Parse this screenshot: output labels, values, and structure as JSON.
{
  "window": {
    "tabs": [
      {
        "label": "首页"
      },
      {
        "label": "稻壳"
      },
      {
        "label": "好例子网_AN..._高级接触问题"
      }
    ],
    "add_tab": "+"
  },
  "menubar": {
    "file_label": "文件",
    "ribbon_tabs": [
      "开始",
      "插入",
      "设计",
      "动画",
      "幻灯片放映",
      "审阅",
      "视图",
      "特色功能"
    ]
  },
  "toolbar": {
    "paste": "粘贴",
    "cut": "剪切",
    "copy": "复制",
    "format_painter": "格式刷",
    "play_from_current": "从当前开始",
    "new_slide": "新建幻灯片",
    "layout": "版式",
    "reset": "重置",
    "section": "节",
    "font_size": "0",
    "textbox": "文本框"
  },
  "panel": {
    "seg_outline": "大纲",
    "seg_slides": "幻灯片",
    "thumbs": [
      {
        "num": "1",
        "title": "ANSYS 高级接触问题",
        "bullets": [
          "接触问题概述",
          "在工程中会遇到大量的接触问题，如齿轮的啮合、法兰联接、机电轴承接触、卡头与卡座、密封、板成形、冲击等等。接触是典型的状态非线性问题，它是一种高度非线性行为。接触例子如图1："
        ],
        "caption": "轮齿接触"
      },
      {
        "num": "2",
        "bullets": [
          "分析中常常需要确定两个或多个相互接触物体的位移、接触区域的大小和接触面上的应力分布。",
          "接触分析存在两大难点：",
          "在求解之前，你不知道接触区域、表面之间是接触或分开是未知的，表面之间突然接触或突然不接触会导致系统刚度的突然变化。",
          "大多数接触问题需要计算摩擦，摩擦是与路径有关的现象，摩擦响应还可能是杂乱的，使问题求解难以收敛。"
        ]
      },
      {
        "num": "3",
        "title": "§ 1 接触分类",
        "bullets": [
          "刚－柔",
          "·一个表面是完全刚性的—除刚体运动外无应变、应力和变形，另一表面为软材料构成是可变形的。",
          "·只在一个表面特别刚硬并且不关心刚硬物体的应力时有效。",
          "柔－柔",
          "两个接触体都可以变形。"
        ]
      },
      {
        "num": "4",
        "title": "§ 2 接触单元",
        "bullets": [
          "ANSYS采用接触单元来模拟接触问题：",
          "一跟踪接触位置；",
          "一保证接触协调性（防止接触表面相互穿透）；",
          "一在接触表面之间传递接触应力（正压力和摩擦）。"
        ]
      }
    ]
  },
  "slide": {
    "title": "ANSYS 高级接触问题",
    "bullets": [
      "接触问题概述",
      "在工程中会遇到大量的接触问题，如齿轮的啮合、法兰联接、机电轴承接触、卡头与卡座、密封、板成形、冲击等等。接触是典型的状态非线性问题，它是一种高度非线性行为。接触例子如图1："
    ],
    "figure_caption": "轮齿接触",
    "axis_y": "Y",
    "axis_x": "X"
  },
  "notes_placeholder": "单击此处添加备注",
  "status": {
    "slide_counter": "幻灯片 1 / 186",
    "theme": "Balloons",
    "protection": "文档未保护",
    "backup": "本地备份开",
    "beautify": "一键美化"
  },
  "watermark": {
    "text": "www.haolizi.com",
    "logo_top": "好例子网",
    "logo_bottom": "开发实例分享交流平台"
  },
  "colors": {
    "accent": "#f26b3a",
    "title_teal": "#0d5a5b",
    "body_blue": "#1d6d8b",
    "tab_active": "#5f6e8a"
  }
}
════════
Exactly reproduce the material above.

Parse this screenshot: output labels, values, and structure as JSON.
{
  "window": {
    "tabs": [
      {
        "label": "首页"
      },
      {
        "label": "稻壳"
      },
      {
        "label": "好例子网_AN..._高级接触问题"
      }
    ],
    "add_tab": "+"
  },
  "menubar": {
    "file_label": "文件",
    "ribbon_tabs": [
      "开始",
      "插入",
      "设计",
      "动画",
      "幻灯片放映",
      "审阅",
      "视图",
      "特色功能"
    ]
  },
  "toolbar": {
    "paste": "粘贴",
    "cut": "剪切",
    "copy": "复制",
    "format_painter": "格式刷",
    "play_from_current": "从当前开始",
    "new_slide": "新建幻灯片",
    "layout": "版式",
    "reset": "重置",
    "section": "节",
    "font_size": "0",
    "textbox": "文本框"
  },
  "panel": {
    "seg_outline": "大纲",
    "seg_slides": "幻灯片",
    "thumbs": [
      {
        "num": "1",
        "title": "ANSYS 高级接触问题",
        "bullets": [
          "接触问题概述",
          "在工程中会遇到大量的接触问题，如齿轮的啮合、法兰联接、机电轴承接触、卡头与卡座、密封、板成形、冲击等等。接触是典型的状态非线性问题，它是一种高度非线性行为。接触例子如图1："
        ],
        "caption": "轮齿接触"
      },
      {
        "num": "2",
        "bullets": [
          "分析中常常需要确定两个或多个相互接触物体的位移、接触区域的大小和接触面上的应力分布。",
          "接触分析存在两大难点：",
          "在求解之前，你不知道接触区域、表面之间是接触或分开是未知的，表面之间突然接触或突然不接触会导致系统刚度的突然变化。",
          "大多数接触问题需要计算摩擦，摩擦是与路径有关的现象，摩擦响应还可能是杂乱的，使问题求解难以收敛。"
        ]
      },
      {
        "num": "3",
        "title": "§ 1 接触分类",
        "bullets": [
          "刚－柔",
          "·一个表面是完全刚性的—除刚体运动外无应变、应力和变形，另一表面为软材料构成是可变形的。",
          "·只在一个表面特别刚硬并且不关心刚硬物体的应力时有效。",
          "柔－柔",
          "两个接触体都可以变形。"
        ]
      },
      {
        "num": "4",
        "title": "§ 2 接触单元",
        "bullets": [
          "ANSYS采用接触单元来模拟接触问题：",
          "一跟踪接触位置；",
          "一保证接触协调性（防止接触表面相互穿透）；",
          "一在接触表面之间传递接触应力（正压力和摩擦）。"
        ]
      }
    ]
  },
  "slide": {
    "title": "ANSYS 高级接触问题",
    "bullets": [
      "接触问题概述",
      "在工程中会遇到大量的接触问题，如齿轮的啮合、法兰联接、机电轴承接触、卡头与卡座、密封、板成形、冲击等等。接触是典型的状态非线性问题，它是一种高度非线性行为。接触例子如图1："
    ],
    "figure_caption": "轮齿接触",
    "axis_y": "Y",
    "axis_x": "X"
  },
  "notes_placeholder": "单击此处添加备注",
  "status": {
    "slide_counter": "幻灯片 1 / 186",
    "theme": "Balloons",
    "protection": "文档未保护",
    "backup": "本地备份开",
    "beautify": "一键美化"
  },
  "watermark": {
    "text": "www.haolizi.com",
    "logo_top": "好例子网",
    "logo_bottom": "开发实例分享交流平台"
  },
  "colors": {
    "accent": "#f26b3a",
    "title_teal": "#0d5a5b",
    "body_blue": "#1d6d8b",
    "tab_active": "#5f6e8a"
  }
}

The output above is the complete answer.